[Start EXERCISE DATA]

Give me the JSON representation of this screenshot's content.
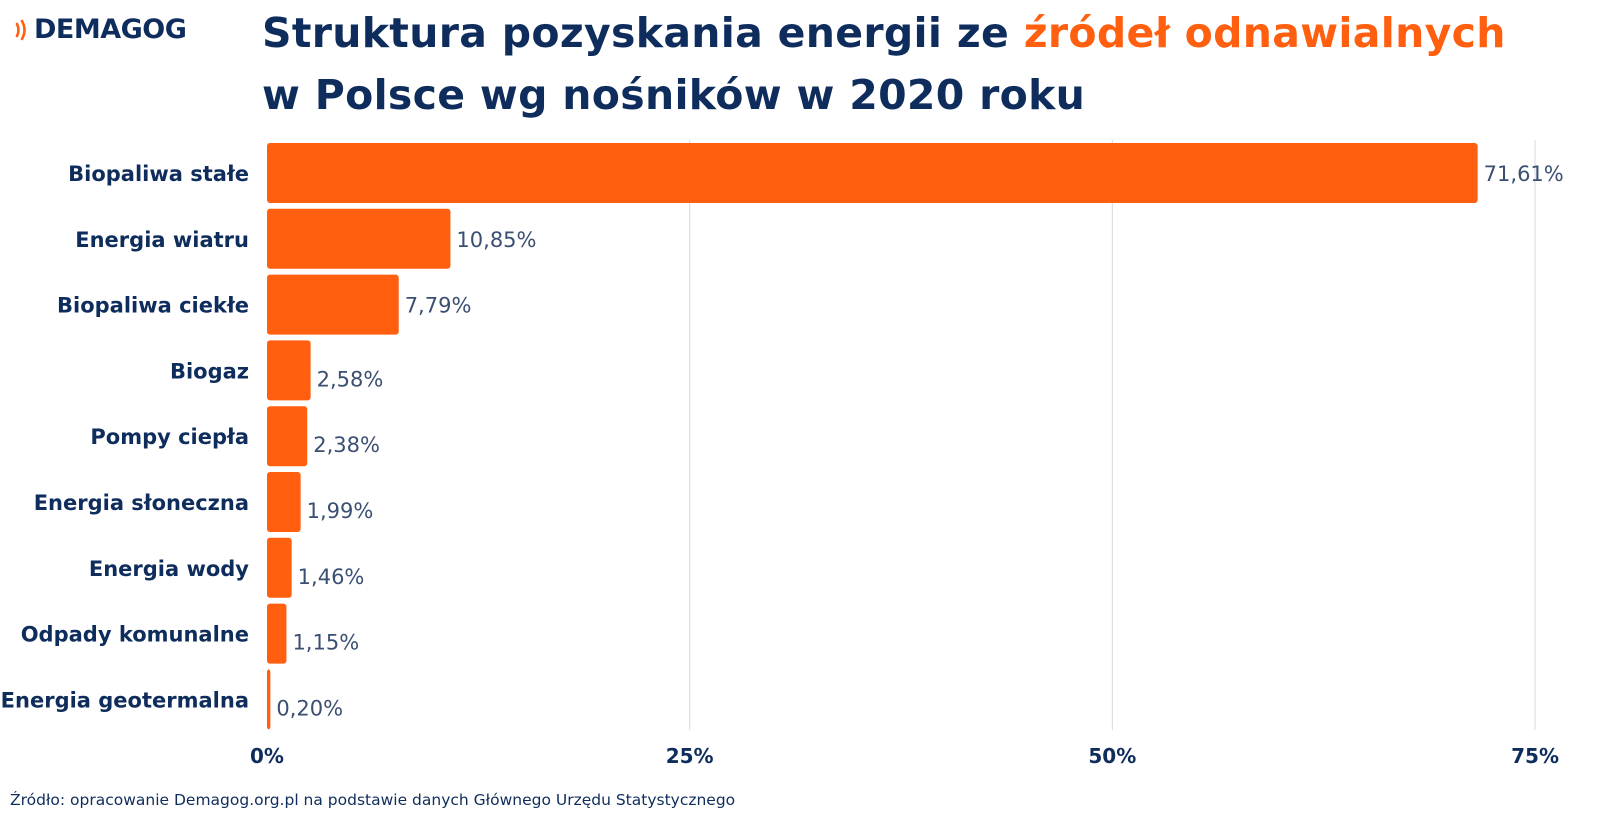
{
  "logo": {
    "text": "DEMAGOG",
    "icon": "signal-waves-icon"
  },
  "title": {
    "line1_pre": "Struktura pozyskania energii ze ",
    "line1_highlight": "źródeł odnawialnych",
    "line2": "w Polsce wg nośników w 2020 roku"
  },
  "colors": {
    "bar": "#ff5f0f",
    "text": "#0f2d5c",
    "value": "#3b4f73",
    "grid": "#d5d9e3"
  },
  "source": "Źródło: opracowanie Demagog.org.pl na podstawie danych Głównego Urzędu Statystycznego",
  "chart_data": {
    "type": "bar",
    "orientation": "horizontal",
    "categories": [
      "Biopaliwa stałe",
      "Energia wiatru",
      "Biopaliwa ciekłe",
      "Biogaz",
      "Pompy ciepła",
      "Energia słoneczna",
      "Energia wody",
      "Odpady komunalne",
      "Energia geotermalna"
    ],
    "values": [
      71.61,
      10.85,
      7.79,
      2.58,
      2.38,
      1.99,
      1.46,
      1.15,
      0.2
    ],
    "value_labels": [
      "71,61%",
      "10,85%",
      "7,79%",
      "2,58%",
      "2,38%",
      "1,99%",
      "1,46%",
      "1,15%",
      "0,20%"
    ],
    "xlim": [
      0,
      75
    ],
    "xticks": [
      0,
      25,
      50,
      75
    ],
    "xtick_labels": [
      "0%",
      "25%",
      "50%",
      "75%"
    ],
    "grid": true,
    "legend": "none"
  }
}
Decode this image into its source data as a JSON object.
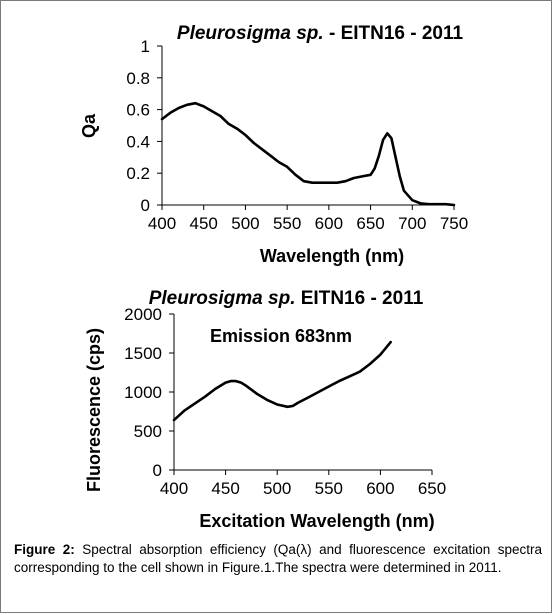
{
  "chart_data": [
    {
      "type": "line",
      "title_italic": "Pleurosigma sp.",
      "title_rest": " - EITN16 - 2011",
      "xlabel": "Wavelength (nm)",
      "ylabel": "Qa",
      "xlim": [
        400,
        750
      ],
      "ylim": [
        0,
        1
      ],
      "xticks": [
        400,
        450,
        500,
        550,
        600,
        650,
        700,
        750
      ],
      "yticks": [
        0,
        0.2,
        0.4,
        0.6,
        0.8,
        1
      ],
      "ytick_labels": [
        "0",
        "0.2",
        "0.4",
        "0.6",
        "0.8",
        "1"
      ],
      "grid": false,
      "series": [
        {
          "x": [
            400,
            410,
            420,
            430,
            440,
            450,
            460,
            470,
            480,
            490,
            500,
            510,
            520,
            530,
            540,
            550,
            560,
            570,
            580,
            590,
            600,
            610,
            620,
            630,
            640,
            650,
            655,
            660,
            665,
            670,
            675,
            680,
            685,
            690,
            700,
            710,
            720,
            730,
            740,
            750
          ],
          "y": [
            0.54,
            0.58,
            0.61,
            0.63,
            0.64,
            0.62,
            0.59,
            0.56,
            0.51,
            0.48,
            0.44,
            0.39,
            0.35,
            0.31,
            0.27,
            0.24,
            0.19,
            0.15,
            0.14,
            0.14,
            0.14,
            0.14,
            0.15,
            0.17,
            0.18,
            0.19,
            0.23,
            0.31,
            0.41,
            0.45,
            0.42,
            0.3,
            0.18,
            0.09,
            0.03,
            0.01,
            0.005,
            0.005,
            0.005,
            0.0
          ]
        }
      ]
    },
    {
      "type": "line",
      "title_italic": "Pleurosigma sp.",
      "title_rest": " EITN16 - 2011",
      "annotation": "Emission 683nm",
      "xlabel": "Excitation Wavelength (nm)",
      "ylabel": "Fluorescence (cps)",
      "xlim": [
        400,
        650
      ],
      "ylim": [
        0,
        2000
      ],
      "xticks": [
        400,
        450,
        500,
        550,
        600,
        650
      ],
      "yticks": [
        0,
        500,
        1000,
        1500,
        2000
      ],
      "grid": false,
      "series": [
        {
          "x": [
            400,
            410,
            420,
            430,
            440,
            450,
            455,
            460,
            465,
            470,
            480,
            490,
            500,
            510,
            515,
            520,
            530,
            540,
            550,
            560,
            570,
            580,
            590,
            600,
            610
          ],
          "y": [
            640,
            760,
            850,
            940,
            1040,
            1120,
            1140,
            1140,
            1120,
            1080,
            980,
            900,
            840,
            810,
            820,
            860,
            930,
            1000,
            1070,
            1140,
            1200,
            1260,
            1360,
            1480,
            1640
          ]
        }
      ]
    }
  ],
  "caption": {
    "label": "Figure 2:",
    "text": " Spectral absorption efficiency (Qa(λ) and fluorescence excitation spectra corresponding to the cell shown in Figure.1.The spectra were determined in 2011."
  }
}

[End EXERCISE DATA]

EXERCISE BRIEF: Only lines with the string "this" belong in your answer; copy each one.

OUTPUT OF THE TASK:
Give me the JSON representation of this screenshot's content.
Decode this image into its source data as a JSON object.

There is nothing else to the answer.